▶ **Instructions to follow**
Determine how many lines in these records hold "Level". Only the number is wanted.
#### Records for processing ####
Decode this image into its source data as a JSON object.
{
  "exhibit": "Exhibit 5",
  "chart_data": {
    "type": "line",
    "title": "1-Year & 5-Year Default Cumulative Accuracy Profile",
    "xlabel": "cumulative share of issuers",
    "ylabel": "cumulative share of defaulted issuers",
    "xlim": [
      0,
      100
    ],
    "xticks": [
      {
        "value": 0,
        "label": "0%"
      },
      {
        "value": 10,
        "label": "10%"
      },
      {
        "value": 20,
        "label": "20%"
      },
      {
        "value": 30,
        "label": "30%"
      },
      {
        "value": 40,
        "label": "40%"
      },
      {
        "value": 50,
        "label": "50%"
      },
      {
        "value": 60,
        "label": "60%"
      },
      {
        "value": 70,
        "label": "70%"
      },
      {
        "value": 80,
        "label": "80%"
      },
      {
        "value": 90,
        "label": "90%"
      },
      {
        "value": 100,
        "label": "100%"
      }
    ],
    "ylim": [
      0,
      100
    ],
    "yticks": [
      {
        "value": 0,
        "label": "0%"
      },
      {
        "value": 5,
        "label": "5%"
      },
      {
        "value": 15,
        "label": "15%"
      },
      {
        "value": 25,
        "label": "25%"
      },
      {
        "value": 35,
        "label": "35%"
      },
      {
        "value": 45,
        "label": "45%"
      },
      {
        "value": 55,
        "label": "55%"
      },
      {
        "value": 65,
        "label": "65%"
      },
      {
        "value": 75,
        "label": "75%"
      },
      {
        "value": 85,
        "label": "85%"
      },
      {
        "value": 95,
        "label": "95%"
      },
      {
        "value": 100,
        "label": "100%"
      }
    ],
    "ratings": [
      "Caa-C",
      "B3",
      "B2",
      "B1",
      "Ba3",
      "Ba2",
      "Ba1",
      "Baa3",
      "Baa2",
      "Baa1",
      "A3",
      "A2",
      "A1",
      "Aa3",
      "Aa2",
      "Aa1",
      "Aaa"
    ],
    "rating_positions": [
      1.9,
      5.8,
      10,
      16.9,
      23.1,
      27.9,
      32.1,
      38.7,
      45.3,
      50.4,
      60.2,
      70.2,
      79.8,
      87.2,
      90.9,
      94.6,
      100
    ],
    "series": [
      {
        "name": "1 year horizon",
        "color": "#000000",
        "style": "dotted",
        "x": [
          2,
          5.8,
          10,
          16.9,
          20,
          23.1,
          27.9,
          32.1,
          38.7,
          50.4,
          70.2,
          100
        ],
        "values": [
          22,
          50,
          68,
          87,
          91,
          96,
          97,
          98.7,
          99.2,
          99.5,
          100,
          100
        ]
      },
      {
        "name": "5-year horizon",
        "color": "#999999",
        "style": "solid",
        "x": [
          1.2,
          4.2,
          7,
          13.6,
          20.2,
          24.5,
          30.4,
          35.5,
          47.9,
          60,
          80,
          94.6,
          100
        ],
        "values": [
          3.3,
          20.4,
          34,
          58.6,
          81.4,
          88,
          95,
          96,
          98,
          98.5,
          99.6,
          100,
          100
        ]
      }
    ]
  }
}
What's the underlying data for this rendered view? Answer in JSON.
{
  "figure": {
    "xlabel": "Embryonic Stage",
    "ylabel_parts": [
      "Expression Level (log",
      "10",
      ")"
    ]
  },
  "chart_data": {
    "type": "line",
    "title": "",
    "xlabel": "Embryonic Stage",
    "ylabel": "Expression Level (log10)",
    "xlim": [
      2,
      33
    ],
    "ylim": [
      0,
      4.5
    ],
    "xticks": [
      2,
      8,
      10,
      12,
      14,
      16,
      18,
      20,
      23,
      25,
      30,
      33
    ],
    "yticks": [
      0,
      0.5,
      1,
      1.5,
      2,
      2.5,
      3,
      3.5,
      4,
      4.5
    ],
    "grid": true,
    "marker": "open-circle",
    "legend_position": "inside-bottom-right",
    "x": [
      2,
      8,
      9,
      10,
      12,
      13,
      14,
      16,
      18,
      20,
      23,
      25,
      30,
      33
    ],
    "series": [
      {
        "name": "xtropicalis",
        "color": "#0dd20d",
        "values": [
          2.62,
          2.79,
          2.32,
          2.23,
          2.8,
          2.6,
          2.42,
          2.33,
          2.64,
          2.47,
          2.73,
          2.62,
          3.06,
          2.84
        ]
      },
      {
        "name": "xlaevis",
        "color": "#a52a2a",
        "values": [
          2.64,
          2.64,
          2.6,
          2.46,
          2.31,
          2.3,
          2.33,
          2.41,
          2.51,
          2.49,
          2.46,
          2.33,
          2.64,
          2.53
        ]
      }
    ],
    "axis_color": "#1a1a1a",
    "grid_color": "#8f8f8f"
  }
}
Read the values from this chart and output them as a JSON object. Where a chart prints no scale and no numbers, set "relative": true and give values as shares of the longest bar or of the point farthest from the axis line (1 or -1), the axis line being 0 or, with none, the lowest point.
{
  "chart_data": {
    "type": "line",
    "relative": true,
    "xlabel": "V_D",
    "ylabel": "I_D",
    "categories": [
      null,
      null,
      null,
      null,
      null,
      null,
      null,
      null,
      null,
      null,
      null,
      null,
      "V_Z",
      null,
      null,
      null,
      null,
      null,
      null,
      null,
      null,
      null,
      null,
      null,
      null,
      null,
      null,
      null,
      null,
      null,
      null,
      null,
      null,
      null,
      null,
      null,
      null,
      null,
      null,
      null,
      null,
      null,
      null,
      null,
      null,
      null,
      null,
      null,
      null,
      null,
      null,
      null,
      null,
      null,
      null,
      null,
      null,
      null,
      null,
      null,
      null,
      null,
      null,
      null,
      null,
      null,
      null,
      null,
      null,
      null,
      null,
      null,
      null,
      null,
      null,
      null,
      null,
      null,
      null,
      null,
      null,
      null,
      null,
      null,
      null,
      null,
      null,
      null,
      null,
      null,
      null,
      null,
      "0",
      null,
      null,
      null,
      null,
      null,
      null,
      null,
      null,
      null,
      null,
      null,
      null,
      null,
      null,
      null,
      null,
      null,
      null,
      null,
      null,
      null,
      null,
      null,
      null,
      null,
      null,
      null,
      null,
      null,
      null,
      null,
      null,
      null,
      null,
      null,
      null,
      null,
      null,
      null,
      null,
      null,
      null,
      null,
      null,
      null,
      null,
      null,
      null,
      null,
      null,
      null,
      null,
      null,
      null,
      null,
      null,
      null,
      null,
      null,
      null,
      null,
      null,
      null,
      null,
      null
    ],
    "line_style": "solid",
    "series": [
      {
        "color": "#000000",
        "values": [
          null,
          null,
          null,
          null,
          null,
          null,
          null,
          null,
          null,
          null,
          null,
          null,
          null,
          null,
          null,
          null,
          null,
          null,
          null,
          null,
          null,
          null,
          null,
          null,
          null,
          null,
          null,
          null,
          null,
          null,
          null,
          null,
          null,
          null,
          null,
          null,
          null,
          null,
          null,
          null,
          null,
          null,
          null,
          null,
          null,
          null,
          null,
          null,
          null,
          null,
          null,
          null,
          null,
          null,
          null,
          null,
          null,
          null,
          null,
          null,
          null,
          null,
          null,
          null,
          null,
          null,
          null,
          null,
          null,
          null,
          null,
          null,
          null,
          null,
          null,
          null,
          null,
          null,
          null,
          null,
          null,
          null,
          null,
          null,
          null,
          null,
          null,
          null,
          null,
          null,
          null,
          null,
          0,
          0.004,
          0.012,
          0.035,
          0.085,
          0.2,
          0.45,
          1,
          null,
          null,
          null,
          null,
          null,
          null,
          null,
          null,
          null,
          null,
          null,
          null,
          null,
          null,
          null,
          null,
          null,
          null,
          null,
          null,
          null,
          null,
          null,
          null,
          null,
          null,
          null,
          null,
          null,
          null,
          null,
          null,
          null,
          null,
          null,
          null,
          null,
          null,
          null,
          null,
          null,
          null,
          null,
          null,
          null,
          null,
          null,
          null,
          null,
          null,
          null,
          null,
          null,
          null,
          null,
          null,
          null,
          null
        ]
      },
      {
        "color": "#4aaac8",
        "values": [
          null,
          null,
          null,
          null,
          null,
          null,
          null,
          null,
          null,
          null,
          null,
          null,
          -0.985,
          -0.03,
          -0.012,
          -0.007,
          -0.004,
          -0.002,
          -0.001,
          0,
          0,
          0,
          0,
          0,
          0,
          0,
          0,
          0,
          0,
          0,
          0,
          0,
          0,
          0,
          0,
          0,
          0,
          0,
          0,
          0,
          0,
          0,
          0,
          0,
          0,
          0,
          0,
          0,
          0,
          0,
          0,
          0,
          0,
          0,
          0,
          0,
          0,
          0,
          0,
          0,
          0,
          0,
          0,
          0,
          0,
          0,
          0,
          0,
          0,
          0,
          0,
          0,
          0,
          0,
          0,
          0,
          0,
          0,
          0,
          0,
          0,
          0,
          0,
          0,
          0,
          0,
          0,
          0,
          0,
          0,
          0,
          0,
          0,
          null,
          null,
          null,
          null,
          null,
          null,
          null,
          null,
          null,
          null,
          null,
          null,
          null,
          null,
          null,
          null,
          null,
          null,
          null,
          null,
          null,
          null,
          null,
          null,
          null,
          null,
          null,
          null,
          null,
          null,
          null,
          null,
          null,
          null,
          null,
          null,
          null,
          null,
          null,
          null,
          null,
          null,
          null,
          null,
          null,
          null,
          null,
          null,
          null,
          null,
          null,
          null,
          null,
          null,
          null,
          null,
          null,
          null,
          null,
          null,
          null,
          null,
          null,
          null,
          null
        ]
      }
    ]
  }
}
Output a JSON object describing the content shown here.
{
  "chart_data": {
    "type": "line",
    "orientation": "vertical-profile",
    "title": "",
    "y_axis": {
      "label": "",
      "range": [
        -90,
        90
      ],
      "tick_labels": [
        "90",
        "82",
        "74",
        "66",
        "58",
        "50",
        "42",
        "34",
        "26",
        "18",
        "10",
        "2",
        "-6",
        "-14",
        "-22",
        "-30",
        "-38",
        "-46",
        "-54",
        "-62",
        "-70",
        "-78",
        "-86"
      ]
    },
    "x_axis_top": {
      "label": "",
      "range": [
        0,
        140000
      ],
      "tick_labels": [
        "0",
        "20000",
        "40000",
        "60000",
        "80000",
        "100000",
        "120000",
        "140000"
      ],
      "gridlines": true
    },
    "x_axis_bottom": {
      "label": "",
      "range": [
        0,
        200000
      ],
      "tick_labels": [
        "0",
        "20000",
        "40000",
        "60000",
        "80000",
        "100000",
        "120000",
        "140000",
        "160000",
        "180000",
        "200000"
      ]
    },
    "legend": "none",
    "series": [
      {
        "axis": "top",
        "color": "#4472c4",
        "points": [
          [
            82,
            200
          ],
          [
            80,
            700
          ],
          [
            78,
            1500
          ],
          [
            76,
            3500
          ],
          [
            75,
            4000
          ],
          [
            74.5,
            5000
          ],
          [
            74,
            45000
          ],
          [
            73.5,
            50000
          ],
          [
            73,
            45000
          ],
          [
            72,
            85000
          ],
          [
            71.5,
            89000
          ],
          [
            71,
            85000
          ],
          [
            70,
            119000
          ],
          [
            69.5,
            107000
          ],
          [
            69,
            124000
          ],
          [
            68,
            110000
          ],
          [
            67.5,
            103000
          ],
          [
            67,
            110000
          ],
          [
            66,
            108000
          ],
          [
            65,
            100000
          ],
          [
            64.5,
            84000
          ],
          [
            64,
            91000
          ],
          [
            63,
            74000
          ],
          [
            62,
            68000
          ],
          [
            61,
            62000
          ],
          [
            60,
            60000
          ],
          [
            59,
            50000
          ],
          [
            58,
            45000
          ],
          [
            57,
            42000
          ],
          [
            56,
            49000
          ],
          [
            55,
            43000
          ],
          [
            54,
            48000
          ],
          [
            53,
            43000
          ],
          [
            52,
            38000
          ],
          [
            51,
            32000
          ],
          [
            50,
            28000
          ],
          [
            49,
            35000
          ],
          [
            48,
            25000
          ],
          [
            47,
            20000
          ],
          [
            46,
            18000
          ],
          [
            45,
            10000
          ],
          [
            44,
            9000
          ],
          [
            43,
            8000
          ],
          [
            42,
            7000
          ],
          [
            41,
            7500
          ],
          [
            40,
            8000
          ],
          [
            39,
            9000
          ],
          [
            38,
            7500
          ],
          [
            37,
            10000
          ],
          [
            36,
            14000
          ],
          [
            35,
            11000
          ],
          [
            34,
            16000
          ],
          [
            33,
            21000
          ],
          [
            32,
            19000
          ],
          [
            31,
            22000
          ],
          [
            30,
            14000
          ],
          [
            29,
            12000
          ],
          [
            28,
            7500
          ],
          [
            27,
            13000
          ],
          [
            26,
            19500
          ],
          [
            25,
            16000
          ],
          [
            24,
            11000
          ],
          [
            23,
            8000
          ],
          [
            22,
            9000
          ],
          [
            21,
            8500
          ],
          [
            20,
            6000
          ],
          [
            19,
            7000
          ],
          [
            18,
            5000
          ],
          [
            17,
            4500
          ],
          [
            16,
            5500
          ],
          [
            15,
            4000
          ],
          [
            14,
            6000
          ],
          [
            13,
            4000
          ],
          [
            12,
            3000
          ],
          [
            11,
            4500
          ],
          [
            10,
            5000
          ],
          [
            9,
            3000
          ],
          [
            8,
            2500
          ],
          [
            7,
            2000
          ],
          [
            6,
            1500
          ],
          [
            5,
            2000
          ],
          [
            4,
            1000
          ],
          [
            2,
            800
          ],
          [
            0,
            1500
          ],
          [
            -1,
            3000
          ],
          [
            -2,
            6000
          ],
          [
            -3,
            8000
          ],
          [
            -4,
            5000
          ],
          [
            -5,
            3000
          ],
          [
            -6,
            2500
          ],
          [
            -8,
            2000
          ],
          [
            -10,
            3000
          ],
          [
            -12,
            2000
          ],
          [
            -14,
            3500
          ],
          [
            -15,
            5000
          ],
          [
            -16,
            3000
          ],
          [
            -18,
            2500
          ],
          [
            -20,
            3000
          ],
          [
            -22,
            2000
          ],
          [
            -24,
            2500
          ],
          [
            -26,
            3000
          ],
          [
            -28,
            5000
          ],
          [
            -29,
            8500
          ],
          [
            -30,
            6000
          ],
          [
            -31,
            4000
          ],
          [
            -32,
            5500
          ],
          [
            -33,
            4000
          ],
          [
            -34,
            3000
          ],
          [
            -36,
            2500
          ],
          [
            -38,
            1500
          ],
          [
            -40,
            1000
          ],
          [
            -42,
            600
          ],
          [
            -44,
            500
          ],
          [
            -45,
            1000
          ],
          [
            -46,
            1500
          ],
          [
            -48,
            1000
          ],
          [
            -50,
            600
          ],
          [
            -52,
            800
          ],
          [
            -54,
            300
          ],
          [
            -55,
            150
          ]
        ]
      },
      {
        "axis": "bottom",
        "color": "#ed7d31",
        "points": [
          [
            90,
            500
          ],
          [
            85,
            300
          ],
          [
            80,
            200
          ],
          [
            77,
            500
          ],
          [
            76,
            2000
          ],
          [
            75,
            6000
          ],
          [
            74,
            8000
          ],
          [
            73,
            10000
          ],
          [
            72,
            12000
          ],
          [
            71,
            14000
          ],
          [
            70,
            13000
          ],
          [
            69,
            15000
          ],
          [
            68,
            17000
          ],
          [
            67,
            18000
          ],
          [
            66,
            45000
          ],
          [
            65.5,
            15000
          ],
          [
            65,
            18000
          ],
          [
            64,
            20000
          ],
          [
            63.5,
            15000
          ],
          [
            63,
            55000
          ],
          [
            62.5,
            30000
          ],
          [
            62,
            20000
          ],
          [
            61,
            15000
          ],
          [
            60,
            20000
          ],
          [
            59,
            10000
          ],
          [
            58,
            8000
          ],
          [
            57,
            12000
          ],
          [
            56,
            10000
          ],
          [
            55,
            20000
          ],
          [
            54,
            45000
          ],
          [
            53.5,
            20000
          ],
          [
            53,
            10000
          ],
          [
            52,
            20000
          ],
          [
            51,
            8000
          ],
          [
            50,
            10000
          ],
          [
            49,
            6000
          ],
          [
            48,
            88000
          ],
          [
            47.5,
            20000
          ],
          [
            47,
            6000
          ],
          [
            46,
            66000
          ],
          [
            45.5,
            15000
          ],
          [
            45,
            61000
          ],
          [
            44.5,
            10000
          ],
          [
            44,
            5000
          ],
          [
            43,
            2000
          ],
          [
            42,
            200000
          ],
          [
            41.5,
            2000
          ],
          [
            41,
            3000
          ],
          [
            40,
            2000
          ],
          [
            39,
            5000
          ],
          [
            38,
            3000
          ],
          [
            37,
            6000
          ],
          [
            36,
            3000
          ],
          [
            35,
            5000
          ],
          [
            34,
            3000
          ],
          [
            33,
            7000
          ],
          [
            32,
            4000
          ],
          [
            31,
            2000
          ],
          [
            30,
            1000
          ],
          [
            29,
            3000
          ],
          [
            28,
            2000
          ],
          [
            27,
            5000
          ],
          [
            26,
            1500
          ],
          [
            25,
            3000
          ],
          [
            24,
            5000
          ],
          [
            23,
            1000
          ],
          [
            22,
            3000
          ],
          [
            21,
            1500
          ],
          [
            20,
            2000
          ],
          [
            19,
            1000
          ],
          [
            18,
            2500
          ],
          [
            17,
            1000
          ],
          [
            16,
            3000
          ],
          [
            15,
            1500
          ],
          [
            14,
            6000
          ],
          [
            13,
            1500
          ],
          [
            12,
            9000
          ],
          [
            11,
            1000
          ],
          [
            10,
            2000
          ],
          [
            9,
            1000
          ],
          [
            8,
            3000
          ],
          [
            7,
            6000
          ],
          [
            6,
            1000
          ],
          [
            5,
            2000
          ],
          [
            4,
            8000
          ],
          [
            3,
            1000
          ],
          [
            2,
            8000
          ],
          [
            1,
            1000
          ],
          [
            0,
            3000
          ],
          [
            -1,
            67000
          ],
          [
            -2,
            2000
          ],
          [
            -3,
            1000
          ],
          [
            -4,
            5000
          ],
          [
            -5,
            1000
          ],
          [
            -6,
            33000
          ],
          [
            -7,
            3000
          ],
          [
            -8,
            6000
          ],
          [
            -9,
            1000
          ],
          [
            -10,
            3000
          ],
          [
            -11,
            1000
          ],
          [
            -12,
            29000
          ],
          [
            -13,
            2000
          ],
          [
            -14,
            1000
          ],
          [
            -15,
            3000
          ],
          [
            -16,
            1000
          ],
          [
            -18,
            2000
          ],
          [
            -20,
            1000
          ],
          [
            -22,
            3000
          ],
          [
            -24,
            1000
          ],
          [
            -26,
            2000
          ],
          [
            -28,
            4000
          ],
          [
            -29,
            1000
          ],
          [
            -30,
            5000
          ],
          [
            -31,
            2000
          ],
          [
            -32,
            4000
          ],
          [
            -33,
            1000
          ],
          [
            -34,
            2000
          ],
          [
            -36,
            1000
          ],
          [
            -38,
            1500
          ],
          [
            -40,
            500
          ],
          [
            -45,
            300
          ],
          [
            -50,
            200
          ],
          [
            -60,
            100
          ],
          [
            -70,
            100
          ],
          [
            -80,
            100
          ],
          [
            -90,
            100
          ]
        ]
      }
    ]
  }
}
####
▶ **Problem solution**
2